Records from a collection
++++
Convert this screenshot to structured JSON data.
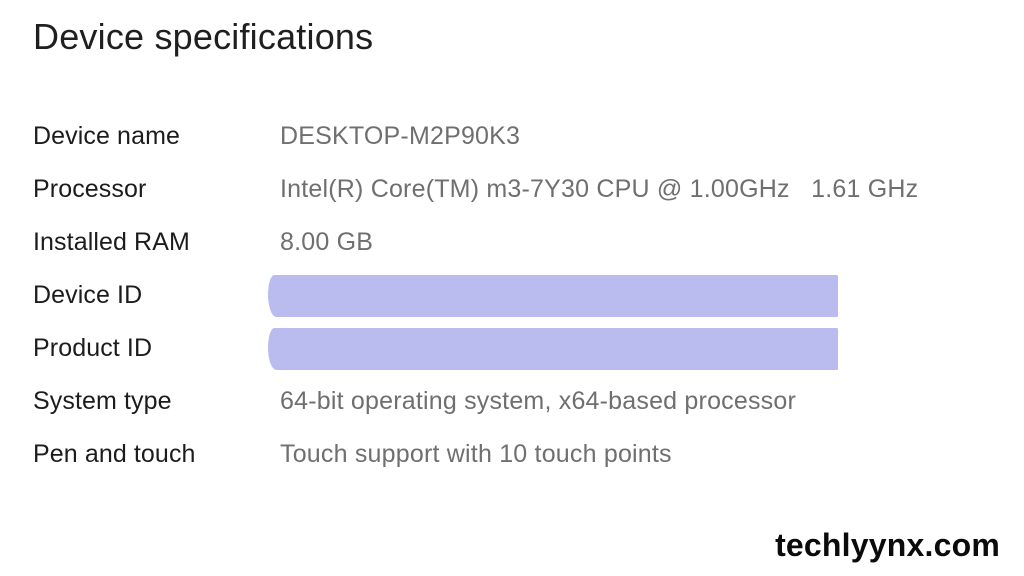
{
  "page": {
    "title": "Device specifications",
    "watermark": "techlyynx.com"
  },
  "specs": {
    "rows": [
      {
        "label": "Device name",
        "value": "DESKTOP-M2P90K3",
        "redacted": false
      },
      {
        "label": "Processor",
        "value": "Intel(R) Core(TM) m3-7Y30 CPU @ 1.00GHz   1.61 GHz",
        "redacted": false
      },
      {
        "label": "Installed RAM",
        "value": "8.00 GB",
        "redacted": false
      },
      {
        "label": "Device ID",
        "value": "",
        "redacted": true
      },
      {
        "label": "Product ID",
        "value": "",
        "redacted": true
      },
      {
        "label": "System type",
        "value": "64-bit operating system, x64-based processor",
        "redacted": false
      },
      {
        "label": "Pen and touch",
        "value": "Touch support with 10 touch points",
        "redacted": false
      }
    ]
  },
  "colors": {
    "title_text": "#1f1f1f",
    "label_text": "#1c1c1c",
    "value_text": "#6f6f6f",
    "redaction_bar": "#babcf0",
    "watermark_text": "#0b0b0b",
    "background": "#ffffff"
  }
}
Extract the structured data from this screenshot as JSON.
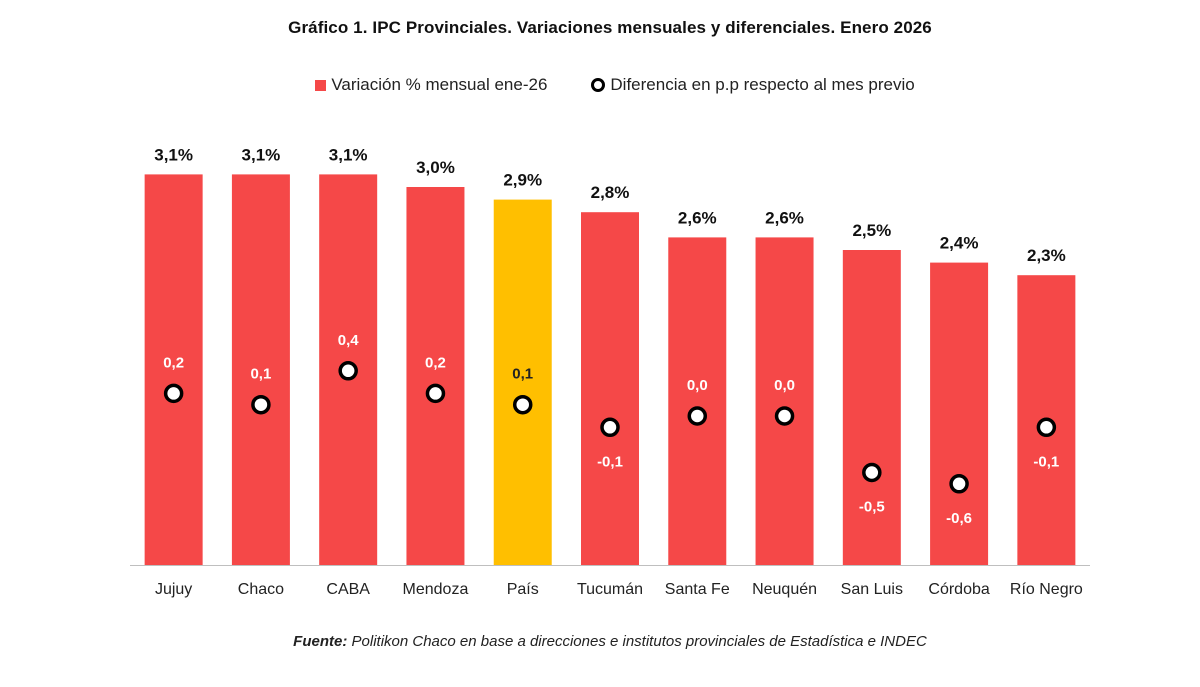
{
  "chart_data": {
    "type": "bar",
    "title": "Gráfico 1. IPC Provinciales. Variaciones mensuales y diferenciales. Enero 2026",
    "categories": [
      "Jujuy",
      "Chaco",
      "CABA",
      "Mendoza",
      "País",
      "Tucumán",
      "Santa Fe",
      "Neuquén",
      "San Luis",
      "Córdoba",
      "Río Negro"
    ],
    "series": [
      {
        "name": "Variación % mensual ene-26",
        "type": "bar",
        "color": "#f54848",
        "highlight_color": "#ffbf00",
        "highlight_category": "País",
        "values": [
          3.1,
          3.1,
          3.1,
          3.0,
          2.9,
          2.8,
          2.6,
          2.6,
          2.5,
          2.4,
          2.3
        ],
        "labels": [
          "3,1%",
          "3,1%",
          "3,1%",
          "3,0%",
          "2,9%",
          "2,8%",
          "2,6%",
          "2,6%",
          "2,5%",
          "2,4%",
          "2,3%"
        ]
      },
      {
        "name": "Diferencia en p.p respecto al mes previo",
        "type": "scatter",
        "marker": "circle",
        "values": [
          0.2,
          0.1,
          0.4,
          0.2,
          0.1,
          -0.1,
          0.0,
          0.0,
          -0.5,
          -0.6,
          -0.1
        ],
        "labels": [
          "0,2",
          "0,1",
          "0,4",
          "0,2",
          "0,1",
          "-0,1",
          "0,0",
          "0,0",
          "-0,5",
          "-0,6",
          "-0,1"
        ]
      }
    ],
    "grid": false,
    "legend": "top-center"
  },
  "footer": {
    "source_label": "Fuente:",
    "source_text": "Politikon Chaco en base a direcciones e institutos provinciales de Estadística e INDEC"
  }
}
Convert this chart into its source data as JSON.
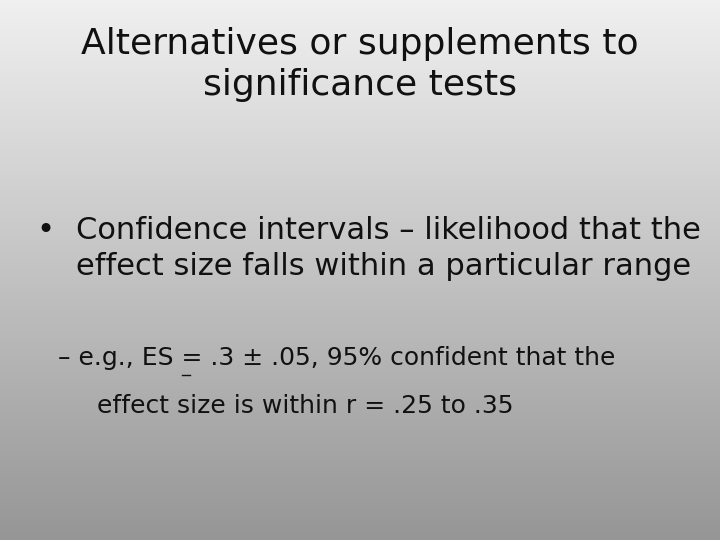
{
  "title_line1": "Alternatives or supplements to",
  "title_line2": "significance tests",
  "bullet1_line1": "Confidence intervals – likelihood that the",
  "bullet1_line2": "effect size falls within a particular range",
  "sub_line1": "– e.g., ES = .3 ± .05, 95% confident that the",
  "sub_line2": "effect size is within r = .25 to .35",
  "background_top": "#f0f0f0",
  "background_bottom": "#969696",
  "title_fontsize": 26,
  "bullet_fontsize": 22,
  "sub_fontsize": 18,
  "text_color": "#111111"
}
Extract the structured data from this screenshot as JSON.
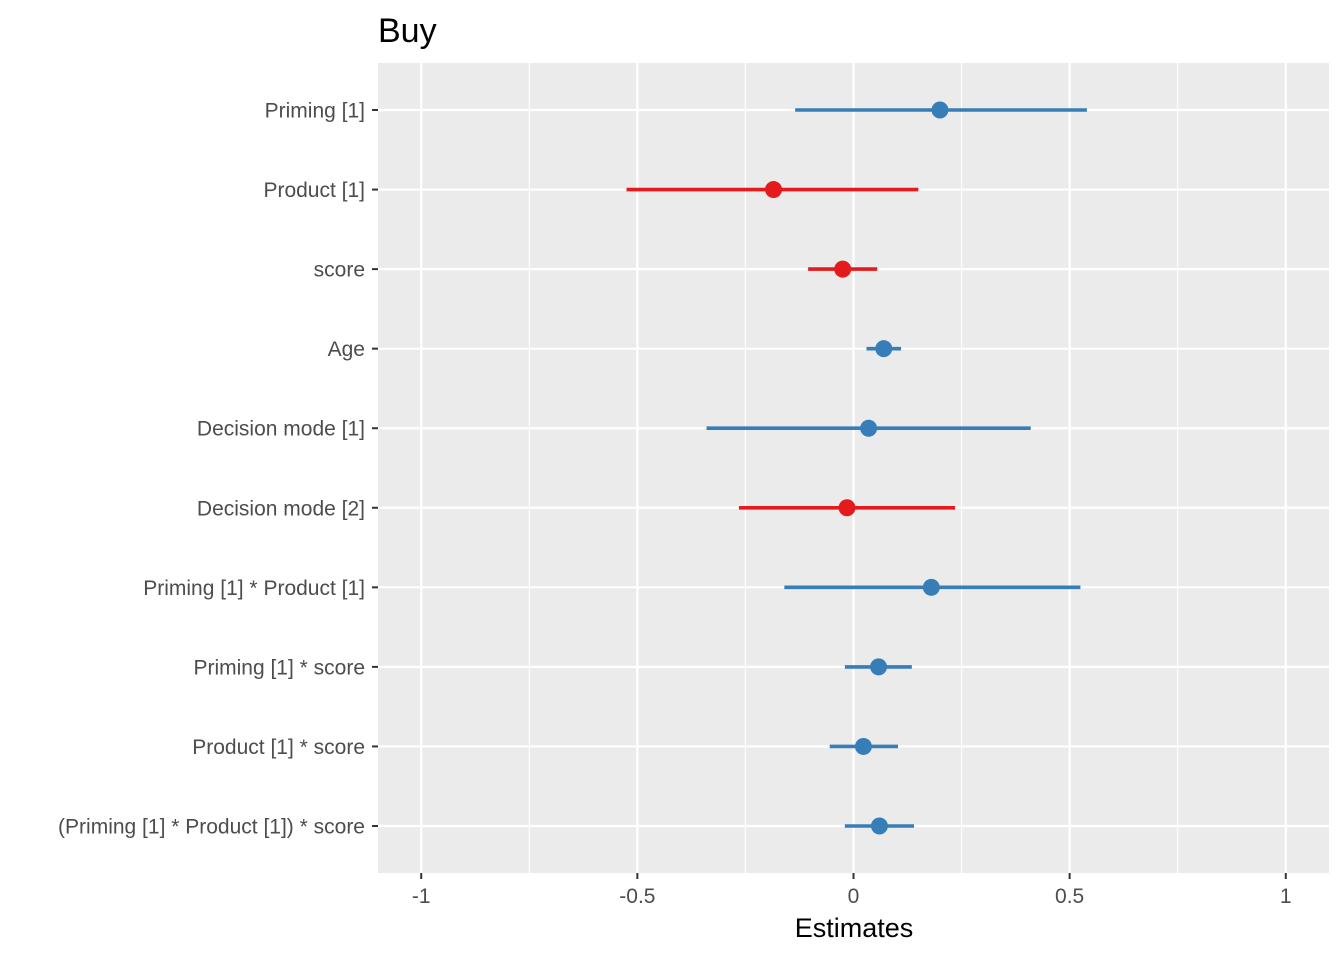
{
  "chart_data": {
    "type": "forest",
    "title": "Buy",
    "xlabel": "Estimates",
    "xlim": [
      -1.1,
      1.1
    ],
    "x_ticks": [
      {
        "value": -1,
        "label": "-1"
      },
      {
        "value": -0.5,
        "label": "-0.5"
      },
      {
        "value": 0,
        "label": "0"
      },
      {
        "value": 0.5,
        "label": "0.5"
      },
      {
        "value": 1,
        "label": "1"
      }
    ],
    "grid": true,
    "colors": {
      "positive": "#377eb8",
      "negative": "#e41a1c",
      "panel": "#ebebeb",
      "grid": "#ffffff"
    },
    "terms": [
      {
        "label": "Priming [1]",
        "estimate": 0.2,
        "lower": -0.135,
        "upper": 0.54
      },
      {
        "label": "Product [1]",
        "estimate": -0.185,
        "lower": -0.525,
        "upper": 0.15
      },
      {
        "label": "score",
        "estimate": -0.025,
        "lower": -0.105,
        "upper": 0.055
      },
      {
        "label": "Age",
        "estimate": 0.07,
        "lower": 0.03,
        "upper": 0.11
      },
      {
        "label": "Decision mode [1]",
        "estimate": 0.035,
        "lower": -0.34,
        "upper": 0.41
      },
      {
        "label": "Decision mode [2]",
        "estimate": -0.015,
        "lower": -0.265,
        "upper": 0.235
      },
      {
        "label": "Priming [1] * Product [1]",
        "estimate": 0.18,
        "lower": -0.16,
        "upper": 0.525
      },
      {
        "label": "Priming [1] * score",
        "estimate": 0.058,
        "lower": -0.02,
        "upper": 0.135
      },
      {
        "label": "Product [1] * score",
        "estimate": 0.023,
        "lower": -0.055,
        "upper": 0.103
      },
      {
        "label": "(Priming [1] * Product [1]) * score",
        "estimate": 0.06,
        "lower": -0.02,
        "upper": 0.14
      }
    ]
  }
}
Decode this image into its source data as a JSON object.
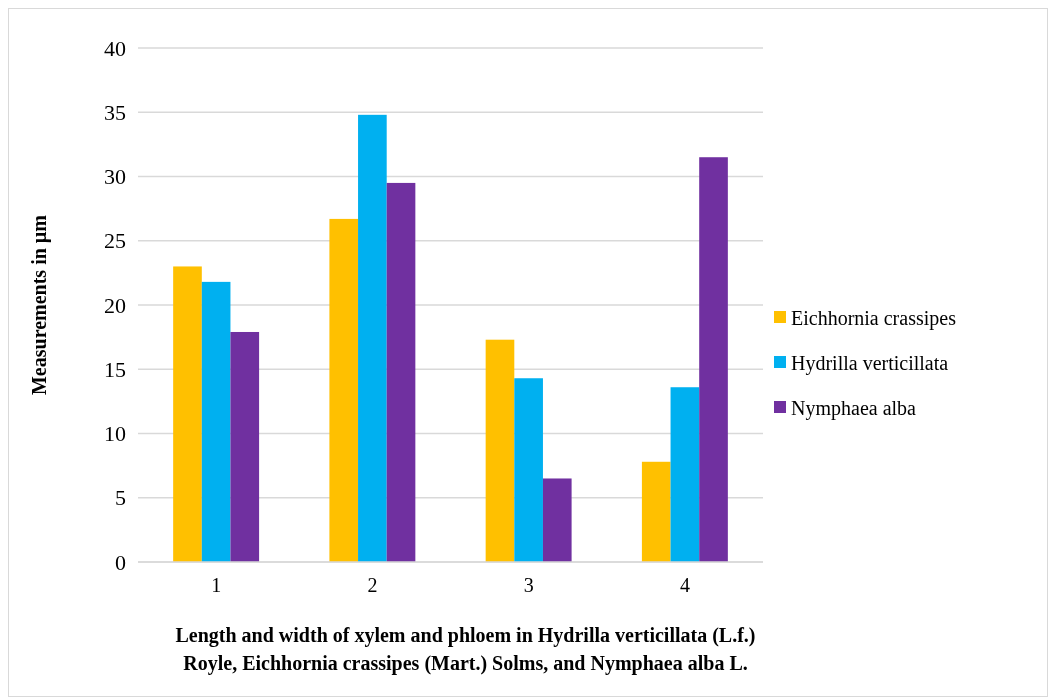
{
  "chart_data": {
    "type": "bar",
    "xlabel": "Length and width of xylem and phloem in Hydrilla verticillata (L.f.) Royle, Eichhornia crassipes (Mart.) Solms, and Nymphaea alba L.",
    "ylabel": "Measurements in µm",
    "categories": [
      "1",
      "2",
      "3",
      "4"
    ],
    "series": [
      {
        "name": "Eichhornia crassipes",
        "color": "#ffc000",
        "values": [
          23.0,
          26.7,
          17.3,
          7.8
        ]
      },
      {
        "name": "Hydrilla verticillata",
        "color": "#00b0f0",
        "values": [
          21.8,
          34.8,
          14.3,
          13.6
        ]
      },
      {
        "name": "Nymphaea alba",
        "color": "#7030a0",
        "values": [
          17.9,
          29.5,
          6.5,
          31.5
        ]
      }
    ],
    "ylim": [
      0,
      40
    ],
    "yticks": [
      0,
      5,
      10,
      15,
      20,
      25,
      30,
      35,
      40
    ],
    "grid": "y",
    "legend": "right"
  }
}
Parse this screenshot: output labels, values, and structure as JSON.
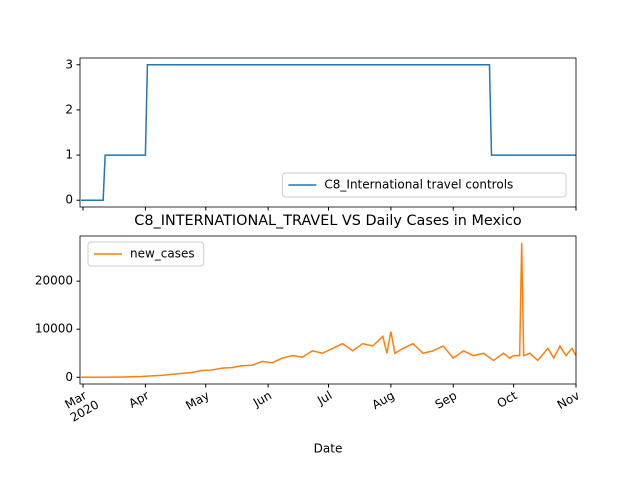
{
  "chart_data": [
    {
      "type": "line",
      "x": [
        60,
        71,
        72,
        92,
        93,
        263,
        264,
        306
      ],
      "xlim": [
        59.5,
        306
      ],
      "series": [
        {
          "name": "C8_International travel controls",
          "color": "#1f77b4",
          "values": [
            0,
            0,
            1,
            1,
            3,
            3,
            1,
            1
          ]
        }
      ],
      "ylim": [
        -0.15,
        3.15
      ],
      "yticks": [
        0,
        1,
        2,
        3
      ],
      "legend": "lower right"
    },
    {
      "type": "line",
      "title": "C8_INTERNATIONAL_TRAVEL VS Daily Cases in Mexico",
      "xlabel": "Date",
      "x": [
        60,
        65,
        70,
        75,
        80,
        85,
        90,
        95,
        100,
        105,
        110,
        115,
        120,
        125,
        130,
        135,
        140,
        145,
        150,
        155,
        160,
        165,
        170,
        175,
        180,
        185,
        190,
        195,
        200,
        205,
        210,
        212,
        214,
        216,
        220,
        225,
        230,
        235,
        240,
        245,
        250,
        255,
        260,
        265,
        270,
        273,
        275,
        278,
        279,
        280,
        283,
        287,
        292,
        295,
        298,
        301,
        304,
        306
      ],
      "xlim": [
        59.5,
        306
      ],
      "xticks": [
        {
          "value": 61,
          "label": "Mar",
          "sublabel": "2020"
        },
        {
          "value": 92,
          "label": "Apr"
        },
        {
          "value": 122,
          "label": "May"
        },
        {
          "value": 153,
          "label": "Jun"
        },
        {
          "value": 183,
          "label": "Jul"
        },
        {
          "value": 214,
          "label": "Aug"
        },
        {
          "value": 245,
          "label": "Sep"
        },
        {
          "value": 275,
          "label": "Oct"
        },
        {
          "value": 306,
          "label": "Nov"
        }
      ],
      "series": [
        {
          "name": "new_cases",
          "color": "#ff7f0e",
          "values": [
            0,
            5,
            10,
            30,
            50,
            100,
            150,
            300,
            400,
            600,
            800,
            1000,
            1400,
            1500,
            1900,
            2000,
            2400,
            2500,
            3300,
            3000,
            4000,
            4500,
            4200,
            5500,
            5000,
            6000,
            7000,
            5500,
            7000,
            6500,
            8500,
            5000,
            9500,
            5000,
            6000,
            7000,
            5000,
            5500,
            6500,
            4000,
            5500,
            4500,
            5000,
            3500,
            5000,
            4000,
            4500,
            4500,
            28000,
            4500,
            5000,
            3500,
            6000,
            4000,
            6500,
            4500,
            6000,
            4500
          ]
        }
      ],
      "ylim": [
        -1400,
        29400
      ],
      "yticks": [
        0,
        10000,
        20000
      ],
      "legend": "upper left"
    }
  ]
}
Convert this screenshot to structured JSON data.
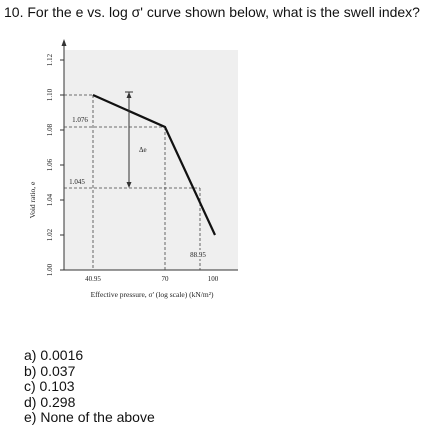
++++
== PROBLEM ==
In the lines above, find each one with "effect" and list it.

== FINISHED EXERCISE ==
  "bullet1_line2": "effect size falls within a particular range",
  "sub_line2": "effect size is within r = .25 to .35",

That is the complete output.